(Records from a collection)
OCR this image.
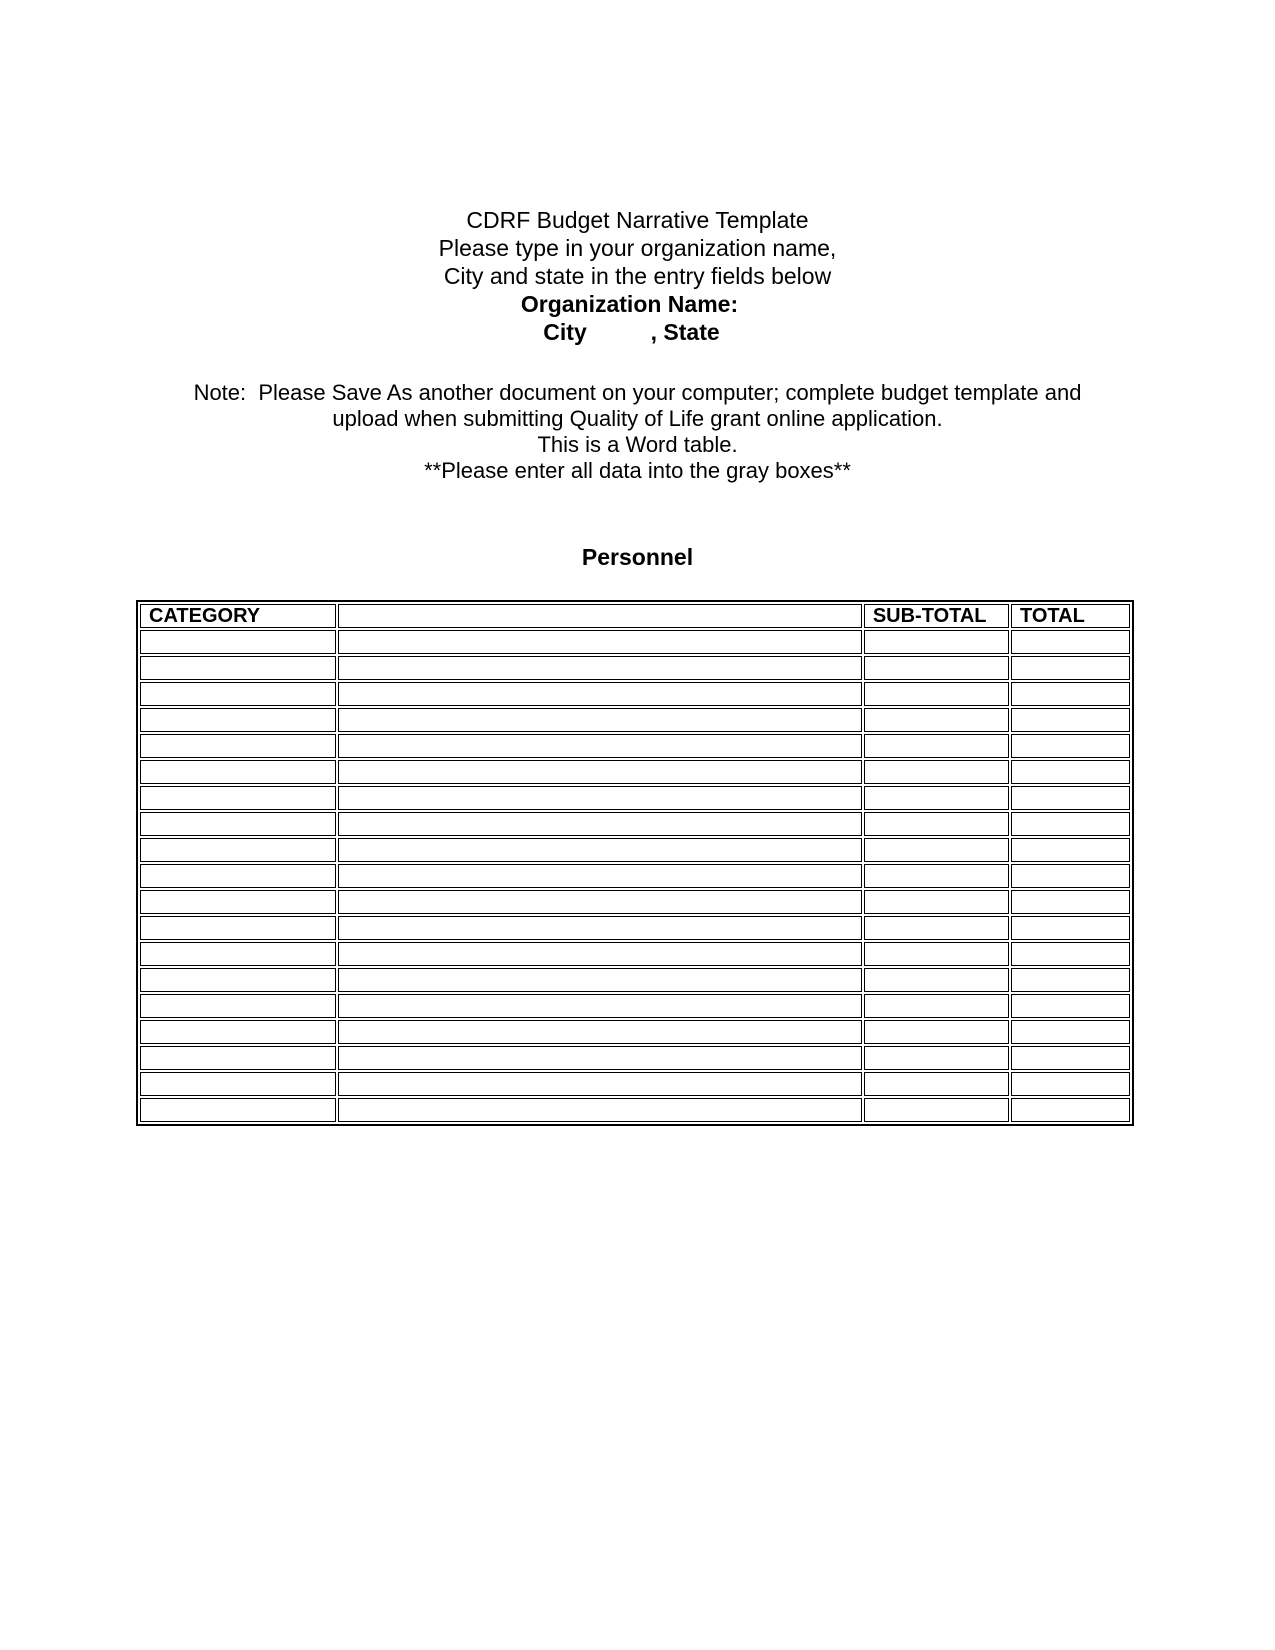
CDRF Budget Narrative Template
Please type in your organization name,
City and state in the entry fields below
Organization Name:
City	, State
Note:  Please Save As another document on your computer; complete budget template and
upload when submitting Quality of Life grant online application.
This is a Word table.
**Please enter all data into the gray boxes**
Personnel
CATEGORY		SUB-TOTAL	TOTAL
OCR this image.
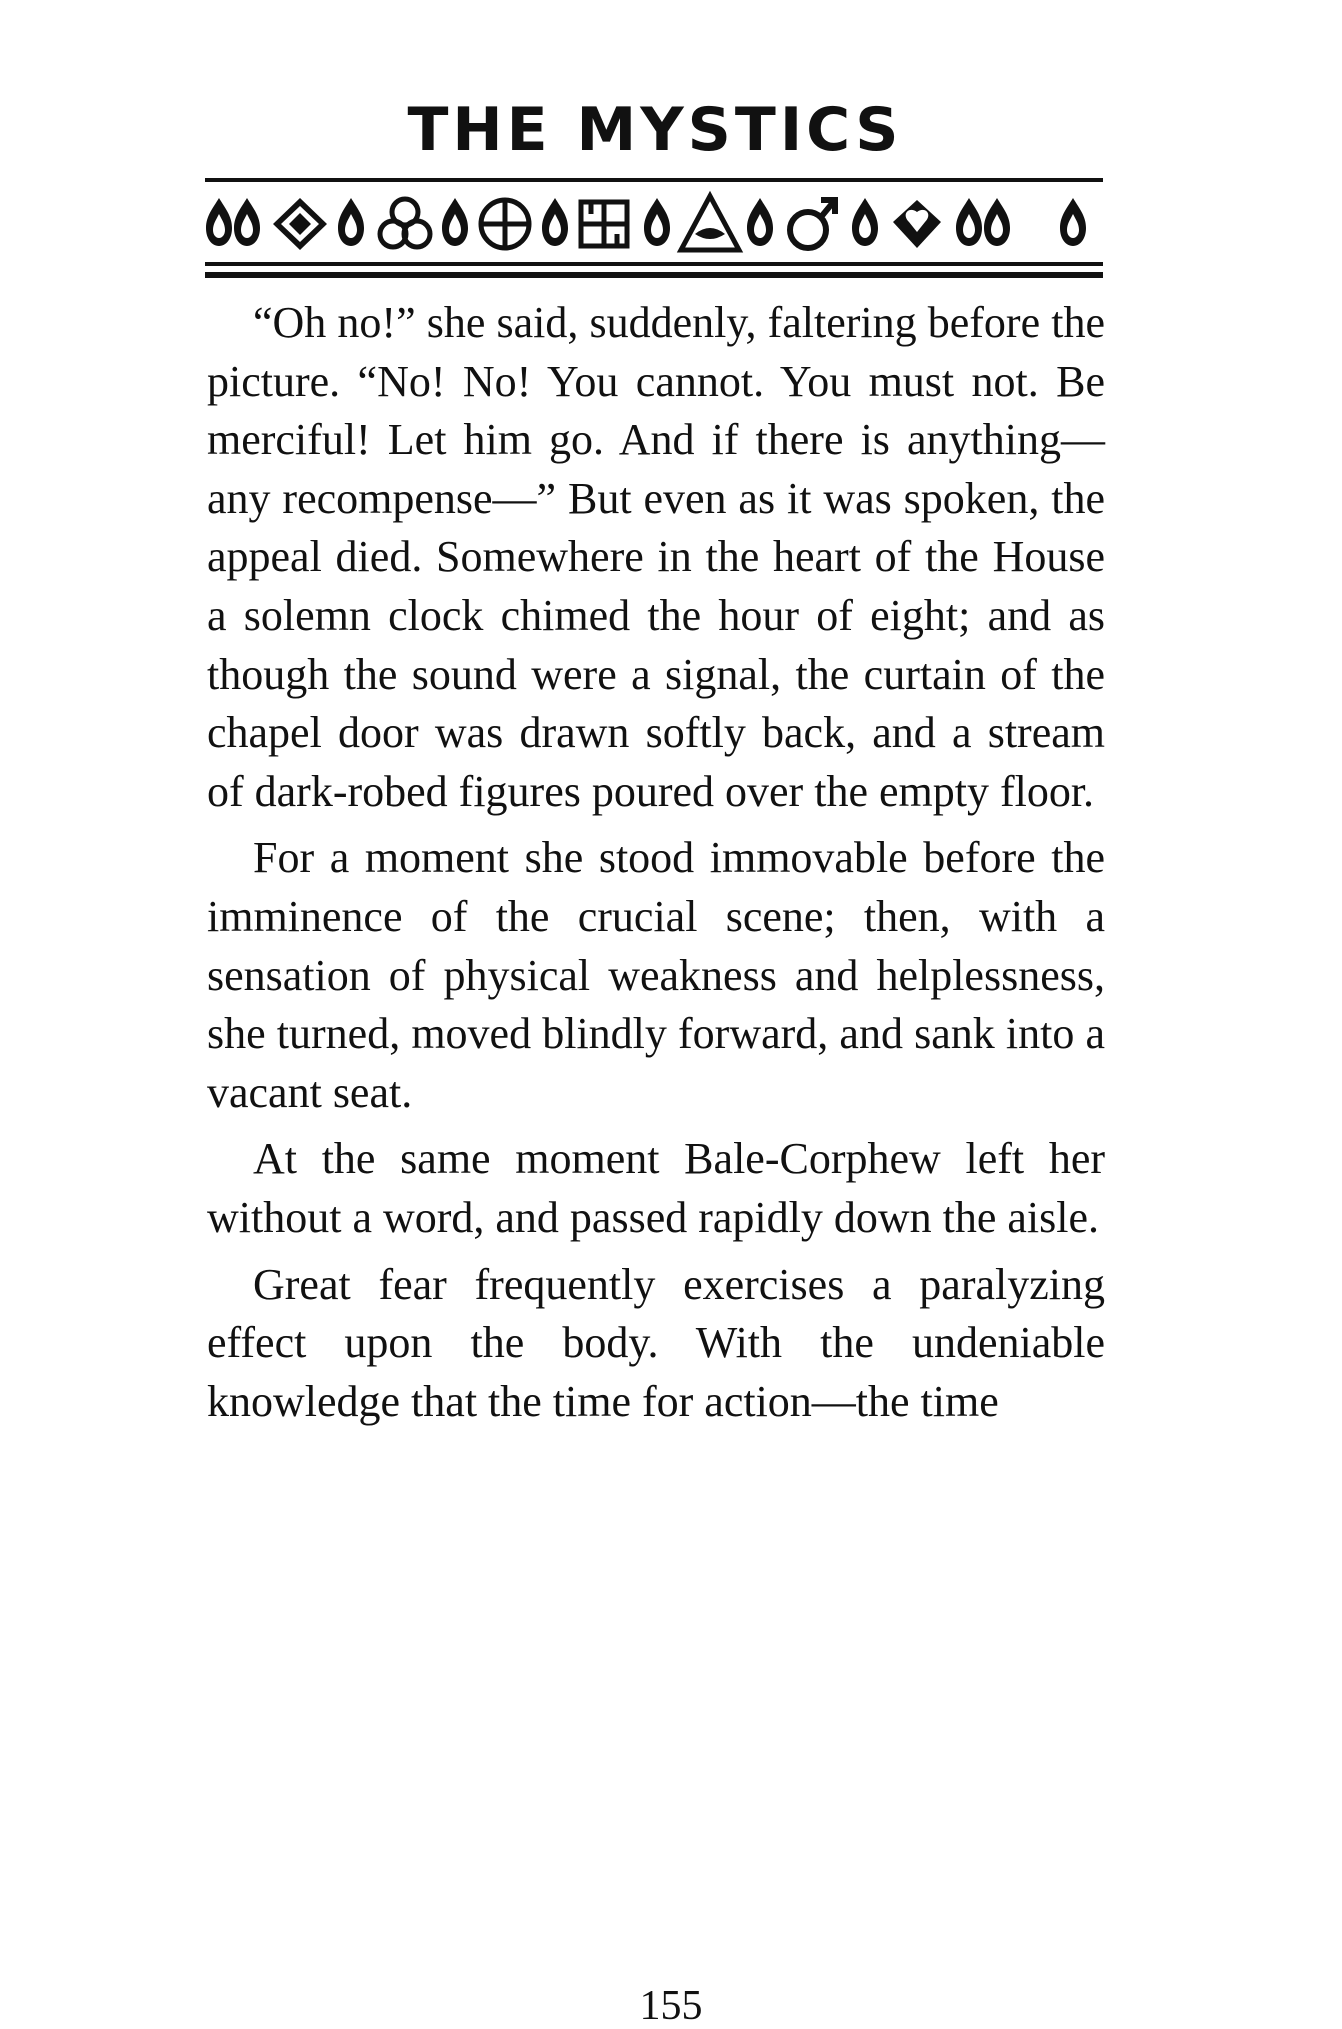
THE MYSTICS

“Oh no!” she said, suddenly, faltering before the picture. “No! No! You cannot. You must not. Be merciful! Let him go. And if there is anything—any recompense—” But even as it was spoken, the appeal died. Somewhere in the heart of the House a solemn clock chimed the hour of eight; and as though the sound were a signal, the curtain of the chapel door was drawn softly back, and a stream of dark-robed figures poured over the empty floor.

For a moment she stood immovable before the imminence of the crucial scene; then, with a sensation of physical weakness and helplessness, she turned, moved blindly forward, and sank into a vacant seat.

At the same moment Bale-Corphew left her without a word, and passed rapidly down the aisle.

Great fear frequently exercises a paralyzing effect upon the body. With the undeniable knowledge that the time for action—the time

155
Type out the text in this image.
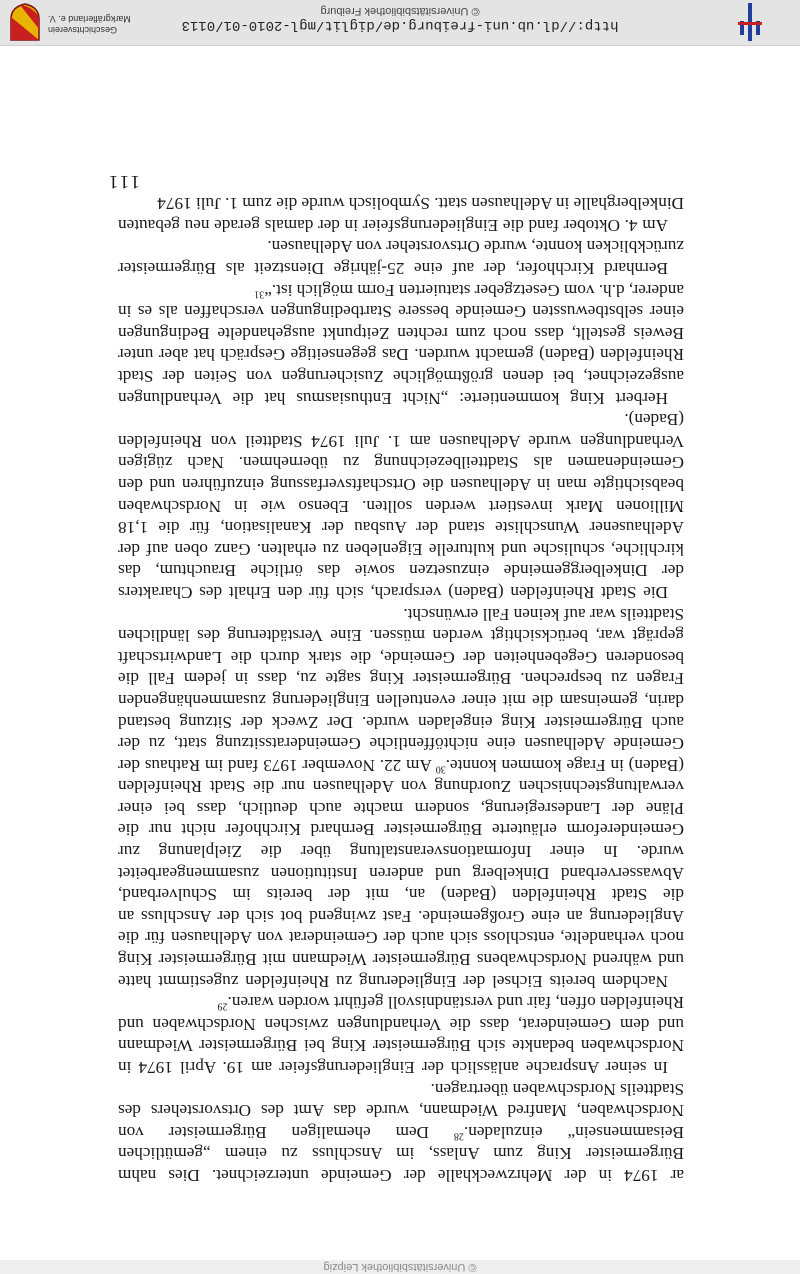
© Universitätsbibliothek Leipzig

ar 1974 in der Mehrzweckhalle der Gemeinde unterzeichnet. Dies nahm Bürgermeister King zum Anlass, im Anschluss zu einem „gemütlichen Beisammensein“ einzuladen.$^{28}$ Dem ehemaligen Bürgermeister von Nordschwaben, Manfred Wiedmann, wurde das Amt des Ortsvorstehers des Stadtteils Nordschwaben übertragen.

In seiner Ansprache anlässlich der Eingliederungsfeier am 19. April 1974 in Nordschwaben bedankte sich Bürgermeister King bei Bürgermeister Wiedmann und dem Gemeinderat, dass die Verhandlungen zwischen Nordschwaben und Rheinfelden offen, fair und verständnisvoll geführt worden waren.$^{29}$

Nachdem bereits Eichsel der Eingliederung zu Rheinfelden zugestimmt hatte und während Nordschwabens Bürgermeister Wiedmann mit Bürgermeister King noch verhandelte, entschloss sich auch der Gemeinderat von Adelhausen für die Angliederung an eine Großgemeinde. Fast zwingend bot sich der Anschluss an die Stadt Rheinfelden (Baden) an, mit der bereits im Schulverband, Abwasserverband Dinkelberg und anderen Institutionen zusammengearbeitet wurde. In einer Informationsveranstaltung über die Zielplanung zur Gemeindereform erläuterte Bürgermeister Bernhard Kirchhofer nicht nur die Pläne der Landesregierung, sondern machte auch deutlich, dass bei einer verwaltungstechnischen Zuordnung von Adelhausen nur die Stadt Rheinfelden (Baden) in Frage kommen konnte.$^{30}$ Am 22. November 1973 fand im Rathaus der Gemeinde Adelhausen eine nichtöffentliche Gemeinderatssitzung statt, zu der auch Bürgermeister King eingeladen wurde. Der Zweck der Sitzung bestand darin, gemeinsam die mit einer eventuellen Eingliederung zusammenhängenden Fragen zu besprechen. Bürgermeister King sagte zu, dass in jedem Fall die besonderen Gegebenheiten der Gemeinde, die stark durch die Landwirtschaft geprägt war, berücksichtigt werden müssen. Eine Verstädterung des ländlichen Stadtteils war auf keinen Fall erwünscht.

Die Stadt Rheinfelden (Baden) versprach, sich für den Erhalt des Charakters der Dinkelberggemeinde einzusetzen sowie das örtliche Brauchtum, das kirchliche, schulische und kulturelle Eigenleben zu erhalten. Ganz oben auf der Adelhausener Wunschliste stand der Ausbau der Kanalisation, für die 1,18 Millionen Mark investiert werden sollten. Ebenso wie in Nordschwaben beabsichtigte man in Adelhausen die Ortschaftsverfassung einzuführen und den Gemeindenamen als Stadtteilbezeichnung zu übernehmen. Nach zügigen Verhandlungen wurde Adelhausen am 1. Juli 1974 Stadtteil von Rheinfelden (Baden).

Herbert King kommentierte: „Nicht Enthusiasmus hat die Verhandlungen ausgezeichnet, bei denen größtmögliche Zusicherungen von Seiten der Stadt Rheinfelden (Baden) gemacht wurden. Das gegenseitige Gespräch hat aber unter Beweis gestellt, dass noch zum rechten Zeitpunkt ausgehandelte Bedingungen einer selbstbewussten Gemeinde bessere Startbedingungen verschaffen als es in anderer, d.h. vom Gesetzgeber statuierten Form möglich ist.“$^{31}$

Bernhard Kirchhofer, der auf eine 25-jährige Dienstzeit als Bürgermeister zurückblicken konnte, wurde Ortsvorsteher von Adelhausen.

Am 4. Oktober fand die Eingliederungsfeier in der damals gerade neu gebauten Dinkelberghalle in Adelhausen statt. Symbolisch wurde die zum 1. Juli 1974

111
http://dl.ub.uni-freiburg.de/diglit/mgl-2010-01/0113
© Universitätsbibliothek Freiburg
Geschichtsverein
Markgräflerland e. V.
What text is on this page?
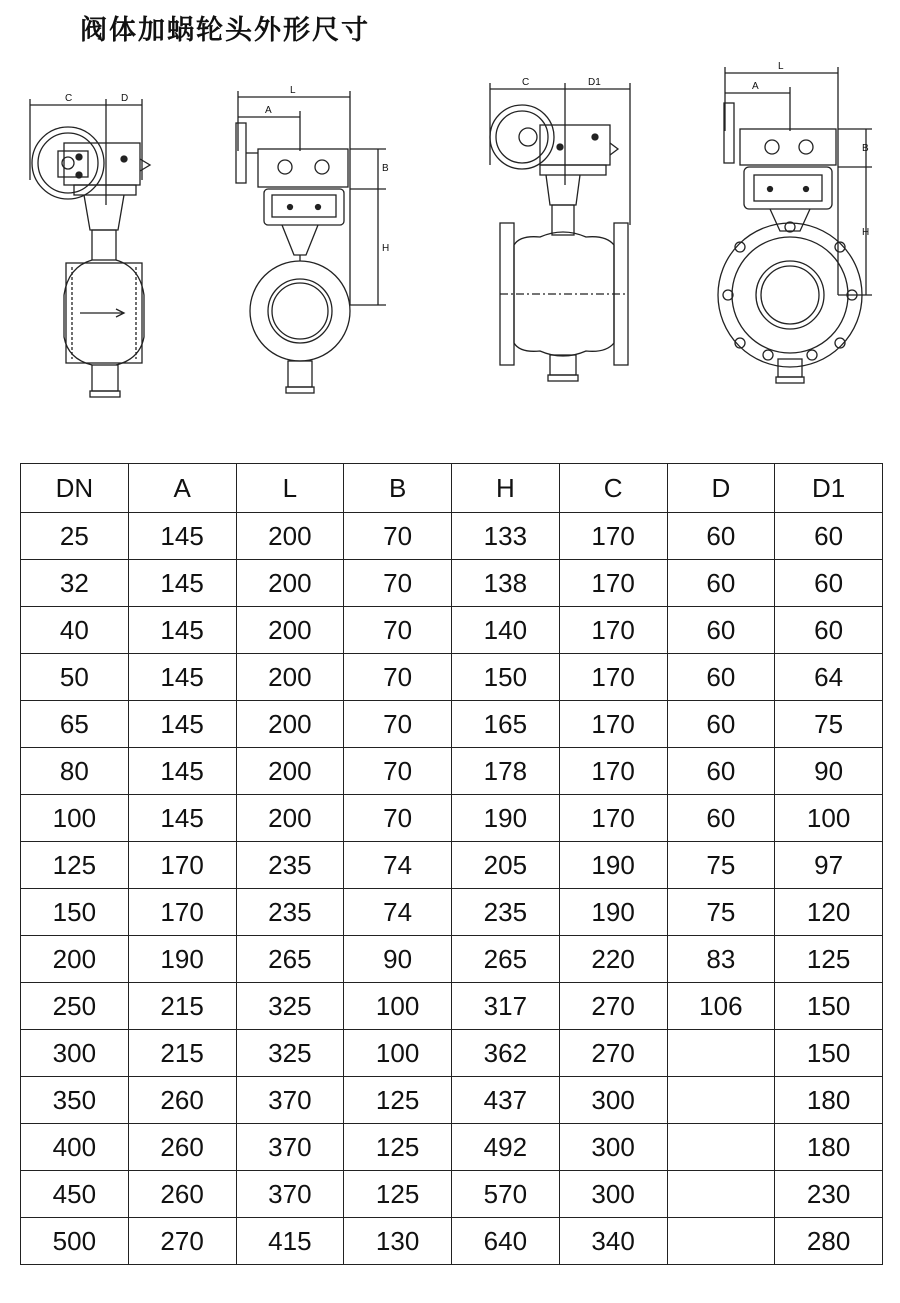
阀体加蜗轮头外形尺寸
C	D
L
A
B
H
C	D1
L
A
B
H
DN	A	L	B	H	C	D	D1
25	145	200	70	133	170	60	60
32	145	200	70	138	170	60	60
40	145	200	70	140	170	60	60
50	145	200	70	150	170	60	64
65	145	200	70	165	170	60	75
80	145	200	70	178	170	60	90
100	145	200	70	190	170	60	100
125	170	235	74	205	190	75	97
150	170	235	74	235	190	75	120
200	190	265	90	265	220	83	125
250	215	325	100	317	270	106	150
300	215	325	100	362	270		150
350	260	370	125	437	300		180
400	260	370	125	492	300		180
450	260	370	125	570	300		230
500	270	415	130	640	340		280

[Written instruction] Each entry must be retyped word for word, with every image omitted.

[Response to the exercise]
OCR this image.
CDRF Budget Narrative Template
Please type in your organization name,
City and state in the entry fields below
Organization Name:
City	, State
Note:  Please Save As another document on your computer; complete budget template and
upload when submitting Quality of Life grant online application.
This is a Word table.
**Please enter all data into the gray boxes**
Personnel
CATEGORY		SUB-TOTAL	TOTAL
OCR this image.
THE MYSTICS

“Oh no!” she said, suddenly, faltering before the picture. “No! No! You cannot. You must not. Be merciful! Let him go. And if there is anything—any recompense—” But even as it was spoken, the appeal died. Somewhere in the heart of the House a solemn clock chimed the hour of eight; and as though the sound were a signal, the curtain of the chapel door was drawn softly back, and a stream of dark-robed figures poured over the empty floor.

For a moment she stood immovable before the imminence of the crucial scene; then, with a sensation of physical weakness and helplessness, she turned, moved blindly forward, and sank into a vacant seat.

At the same moment Bale-Corphew left her without a word, and passed rapidly down the aisle.

Great fear frequently exercises a paralyzing effect upon the body. With the undeniable knowledge that the time for action—the time

155
Type out the text in this image.
© Universitätsbibliothek Leipzig

ar 1974 in der Mehrzweckhalle der Gemeinde unterzeichnet. Dies nahm Bürgermeister King zum Anlass, im Anschluss zu einem „gemütlichen Beisammensein“ einzuladen.$^{28}$ Dem ehemaligen Bürgermeister von Nordschwaben, Manfred Wiedmann, wurde das Amt des Ortsvorstehers des Stadtteils Nordschwaben übertragen.

In seiner Ansprache anlässlich der Eingliederungsfeier am 19. April 1974 in Nordschwaben bedankte sich Bürgermeister King bei Bürgermeister Wiedmann und dem Gemeinderat, dass die Verhandlungen zwischen Nordschwaben und Rheinfelden offen, fair und verständnisvoll geführt worden waren.$^{29}$

Nachdem bereits Eichsel der Eingliederung zu Rheinfelden zugestimmt hatte und während Nordschwabens Bürgermeister Wiedmann mit Bürgermeister King noch verhandelte, entschloss sich auch der Gemeinderat von Adelhausen für die Angliederung an eine Großgemeinde. Fast zwingend bot sich der Anschluss an die Stadt Rheinfelden (Baden) an, mit der bereits im Schulverband, Abwasserverband Dinkelberg und anderen Institutionen zusammengearbeitet wurde. In einer Informationsveranstaltung über die Zielplanung zur Gemeindereform erläuterte Bürgermeister Bernhard Kirchhofer nicht nur die Pläne der Landesregierung, sondern machte auch deutlich, dass bei einer verwaltungstechnischen Zuordnung von Adelhausen nur die Stadt Rheinfelden (Baden) in Frage kommen konnte.$^{30}$ Am 22. November 1973 fand im Rathaus der Gemeinde Adelhausen eine nichtöffentliche Gemeinderatssitzung statt, zu der auch Bürgermeister King eingeladen wurde. Der Zweck der Sitzung bestand darin, gemeinsam die mit einer eventuellen Eingliederung zusammenhängenden Fragen zu besprechen. Bürgermeister King sagte zu, dass in jedem Fall die besonderen Gegebenheiten der Gemeinde, die stark durch die Landwirtschaft geprägt war, berücksichtigt werden müssen. Eine Verstädterung des ländlichen Stadtteils war auf keinen Fall erwünscht.

Die Stadt Rheinfelden (Baden) versprach, sich für den Erhalt des Charakters der Dinkelberggemeinde einzusetzen sowie das örtliche Brauchtum, das kirchliche, schulische und kulturelle Eigenleben zu erhalten. Ganz oben auf der Adelhausener Wunschliste stand der Ausbau der Kanalisation, für die 1,18 Millionen Mark investiert werden sollten. Ebenso wie in Nordschwaben beabsichtigte man in Adelhausen die Ortschaftsverfassung einzuführen und den Gemeindenamen als Stadtteilbezeichnung zu übernehmen. Nach zügigen Verhandlungen wurde Adelhausen am 1. Juli 1974 Stadtteil von Rheinfelden (Baden).

Herbert King kommentierte: „Nicht Enthusiasmus hat die Verhandlungen ausgezeichnet, bei denen größtmögliche Zusicherungen von Seiten der Stadt Rheinfelden (Baden) gemacht wurden. Das gegenseitige Gespräch hat aber unter Beweis gestellt, dass noch zum rechten Zeitpunkt ausgehandelte Bedingungen einer selbstbewussten Gemeinde bessere Startbedingungen verschaffen als es in anderer, d.h. vom Gesetzgeber statuierten Form möglich ist.“$^{31}$

Bernhard Kirchhofer, der auf eine 25-jährige Dienstzeit als Bürgermeister zurückblicken konnte, wurde Ortsvorsteher von Adelhausen.

Am 4. Oktober fand die Eingliederungsfeier in der damals gerade neu gebauten Dinkelberghalle in Adelhausen statt. Symbolisch wurde die zum 1. Juli 1974

111
http://dl.ub.uni-freiburg.de/diglit/mgl-2010-01/0113
© Universitätsbibliothek Freiburg
Geschichtsverein
Markgräflerland e. V.
What text is on this page?
阀体加蜗轮头外形尺寸
C	D
L
A
B
H
C	D1
L
A
B
H
DN	A	L	B	H	C	D	D1
25	145	200	70	133	170	60	60
32	145	200	70	138	170	60	60
40	145	200	70	140	170	60	60
50	145	200	70	150	170	60	64
65	145	200	70	165	170	60	75
80	145	200	70	178	170	60	90
100	145	200	70	190	170	60	100
125	170	235	74	205	190	75	97
150	170	235	74	235	190	75	120
200	190	265	90	265	220	83	125
250	215	325	100	317	270	106	150
300	215	325	100	362	270		150
350	260	370	125	437	300		180
400	260	370	125	492	300		180
450	260	370	125	570	300		230
500	270	415	130	640	340		280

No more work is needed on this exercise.